● Given exercise
Word for word, transcribe the lines below and drop the pictures.
--
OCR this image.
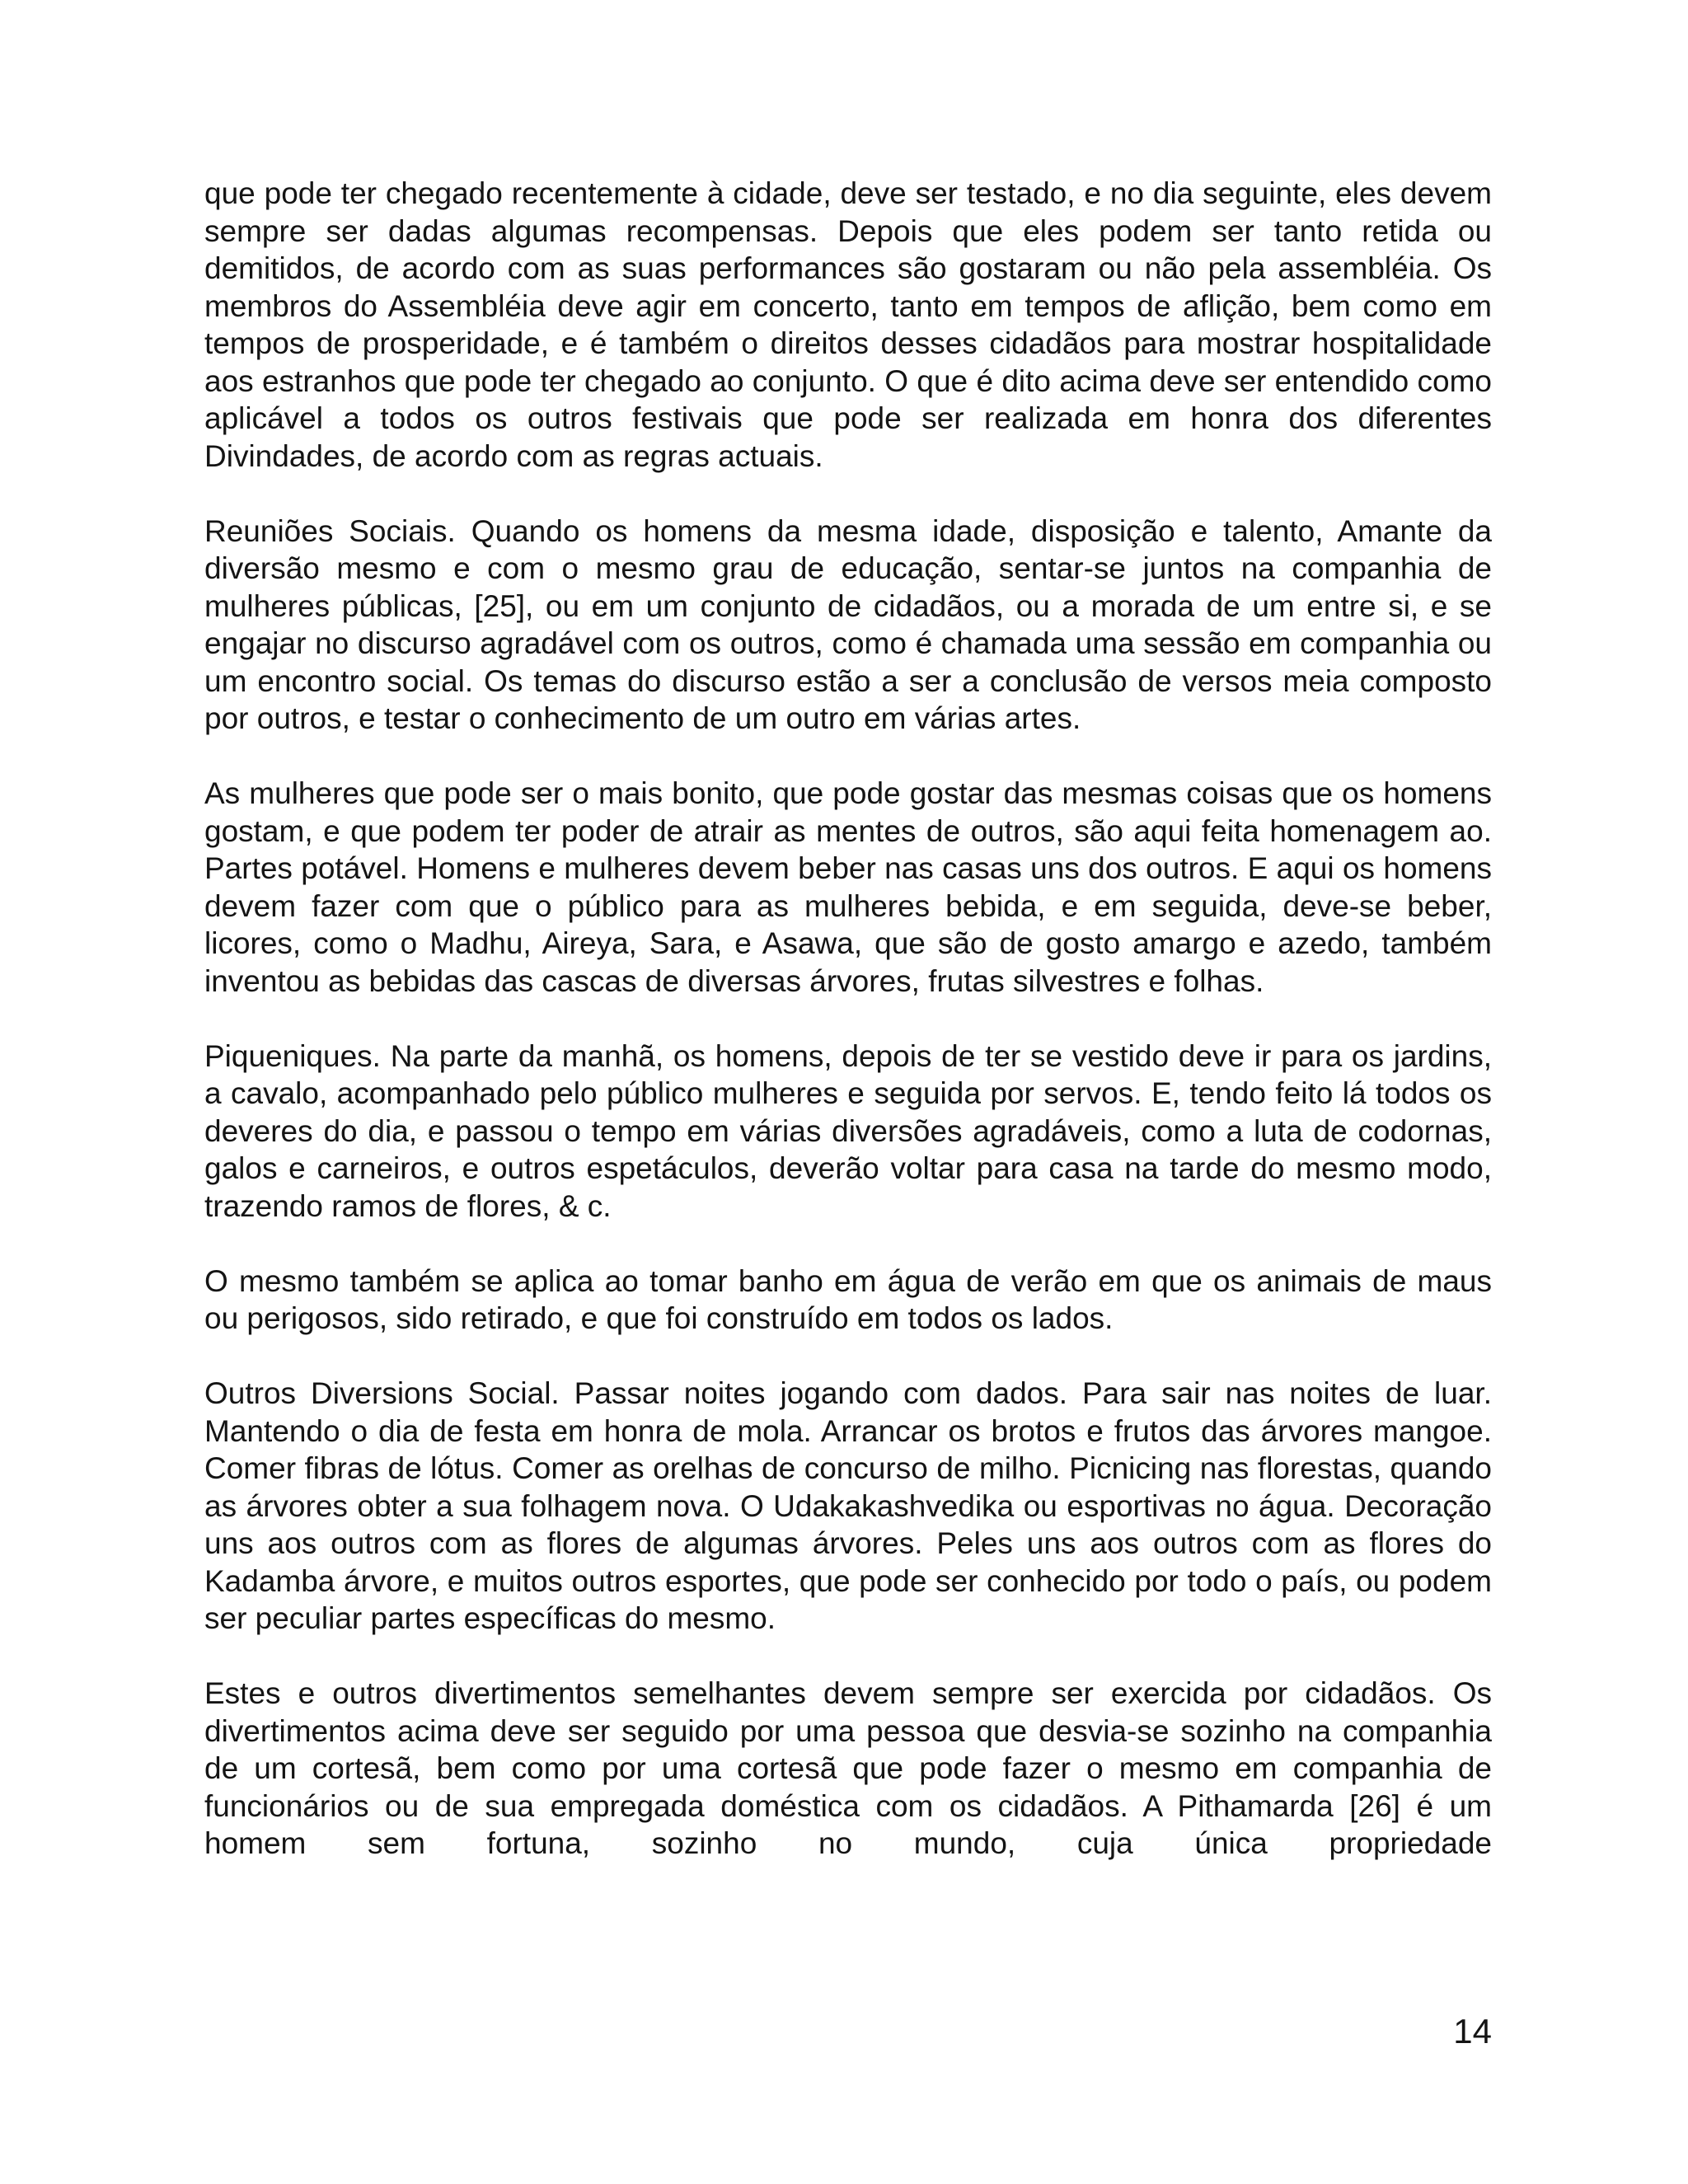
que pode ter chegado recentemente à cidade, deve ser testado, e no dia seguinte, eles devem sempre ser dadas algumas recompensas. Depois que eles podem ser tanto retida ou demitidos, de acordo com as suas performances são gostaram ou não pela assembléia. Os membros do Assembléia deve agir em concerto, tanto em tempos de aflição, bem como em tempos de prosperidade, e é também o direitos desses cidadãos para mostrar hospitalidade aos estranhos que pode ter chegado ao conjunto. O que é dito acima deve ser entendido como aplicável a todos os outros festivais que pode ser realizada em honra dos diferentes Divindades, de acordo com as regras actuais.

Reuniões Sociais. Quando os homens da mesma idade, disposição e talento, Amante da diversão mesmo e com o mesmo grau de educação, sentar-se juntos na companhia de mulheres públicas, [25], ou em um conjunto de cidadãos, ou a morada de um entre si, e se engajar no discurso agradável com os outros, como é chamada uma sessão em companhia ou um encontro social. Os temas do discurso estão a ser a conclusão de versos meia composto por outros, e testar o conhecimento de um outro em várias artes.

As mulheres que pode ser o mais bonito, que pode gostar das mesmas coisas que os homens gostam, e que podem ter poder de atrair as mentes de outros, são aqui feita homenagem ao. Partes potável. Homens e mulheres devem beber nas casas uns dos outros. E aqui os homens devem fazer com que o público para as mulheres bebida, e em seguida, deve-se beber, licores, como o Madhu, Aireya, Sara, e Asawa, que são de gosto amargo e azedo, também inventou as bebidas das cascas de diversas árvores, frutas silvestres e folhas.

Piqueniques. Na parte da manhã, os homens, depois de ter se vestido deve ir para os jardins, a cavalo, acompanhado pelo público mulheres e seguida por servos. E, tendo feito lá todos os deveres do dia, e passou o tempo em várias diversões agradáveis, como a luta de codornas, galos e carneiros, e outros espetáculos, deverão voltar para casa na tarde do mesmo modo, trazendo ramos de flores, & c.

O mesmo também se aplica ao tomar banho em água de verão em que os animais de maus ou perigosos, sido retirado, e que foi construído em todos os lados.

Outros Diversions Social. Passar noites jogando com dados. Para sair nas noites de luar. Mantendo o dia de festa em honra de mola. Arrancar os brotos e frutos das árvores mangoe. Comer fibras de lótus. Comer as orelhas de concurso de milho. Picnicing nas florestas, quando as árvores obter a sua folhagem nova. O Udakakashvedika ou esportivas no água. Decoração uns aos outros com as flores de algumas árvores. Peles uns aos outros com as flores do Kadamba árvore, e muitos outros esportes, que pode ser conhecido por todo o país, ou podem ser peculiar partes específicas do mesmo.

Estes e outros divertimentos semelhantes devem sempre ser exercida por cidadãos. Os divertimentos acima deve ser seguido por uma pessoa que desvia-se sozinho na companhia de um cortesã, bem como por uma cortesã que pode fazer o mesmo em companhia de funcionários ou de sua empregada doméstica com os cidadãos. A Pithamarda [26] é um homem sem fortuna, sozinho no mundo, cuja única propriedade

14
--
● Finished exercise
OCR this image.
que pode ter chegado recentemente à cidade, deve ser testado, e no dia seguinte, eles devem sempre ser dadas algumas recompensas. Depois que eles podem ser tanto retida ou demitidos, de acordo com as suas performances são gostaram ou não pela assembléia. Os membros do Assembléia deve agir em concerto, tanto em tempos de aflição, bem como em tempos de prosperidade, e é também o direitos desses cidadãos para mostrar hospitalidade aos estranhos que pode ter chegado ao conjunto. O que é dito acima deve ser entendido como aplicável a todos os outros festivais que pode ser realizada em honra dos diferentes Divindades, de acordo com as regras actuais.

Reuniões Sociais. Quando os homens da mesma idade, disposição e talento, Amante da diversão mesmo e com o mesmo grau de educação, sentar-se juntos na companhia de mulheres públicas, [25], ou em um conjunto de cidadãos, ou a morada de um entre si, e se engajar no discurso agradável com os outros, como é chamada uma sessão em companhia ou um encontro social. Os temas do discurso estão a ser a conclusão de versos meia composto por outros, e testar o conhecimento de um outro em várias artes.

As mulheres que pode ser o mais bonito, que pode gostar das mesmas coisas que os homens gostam, e que podem ter poder de atrair as mentes de outros, são aqui feita homenagem ao. Partes potável. Homens e mulheres devem beber nas casas uns dos outros. E aqui os homens devem fazer com que o público para as mulheres bebida, e em seguida, deve-se beber, licores, como o Madhu, Aireya, Sara, e Asawa, que são de gosto amargo e azedo, também inventou as bebidas das cascas de diversas árvores, frutas silvestres e folhas.

Piqueniques. Na parte da manhã, os homens, depois de ter se vestido deve ir para os jardins, a cavalo, acompanhado pelo público mulheres e seguida por servos. E, tendo feito lá todos os deveres do dia, e passou o tempo em várias diversões agradáveis, como a luta de codornas, galos e carneiros, e outros espetáculos, deverão voltar para casa na tarde do mesmo modo, trazendo ramos de flores, & c.

O mesmo também se aplica ao tomar banho em água de verão em que os animais de maus ou perigosos, sido retirado, e que foi construído em todos os lados.

Outros Diversions Social. Passar noites jogando com dados. Para sair nas noites de luar. Mantendo o dia de festa em honra de mola. Arrancar os brotos e frutos das árvores mangoe. Comer fibras de lótus. Comer as orelhas de concurso de milho. Picnicing nas florestas, quando as árvores obter a sua folhagem nova. O Udakakashvedika ou esportivas no água. Decoração uns aos outros com as flores de algumas árvores. Peles uns aos outros com as flores do Kadamba árvore, e muitos outros esportes, que pode ser conhecido por todo o país, ou podem ser peculiar partes específicas do mesmo.

Estes e outros divertimentos semelhantes devem sempre ser exercida por cidadãos. Os divertimentos acima deve ser seguido por uma pessoa que desvia-se sozinho na companhia de um cortesã, bem como por uma cortesã que pode fazer o mesmo em companhia de funcionários ou de sua empregada doméstica com os cidadãos. A Pithamarda [26] é um homem sem fortuna, sozinho no mundo, cuja única propriedade

14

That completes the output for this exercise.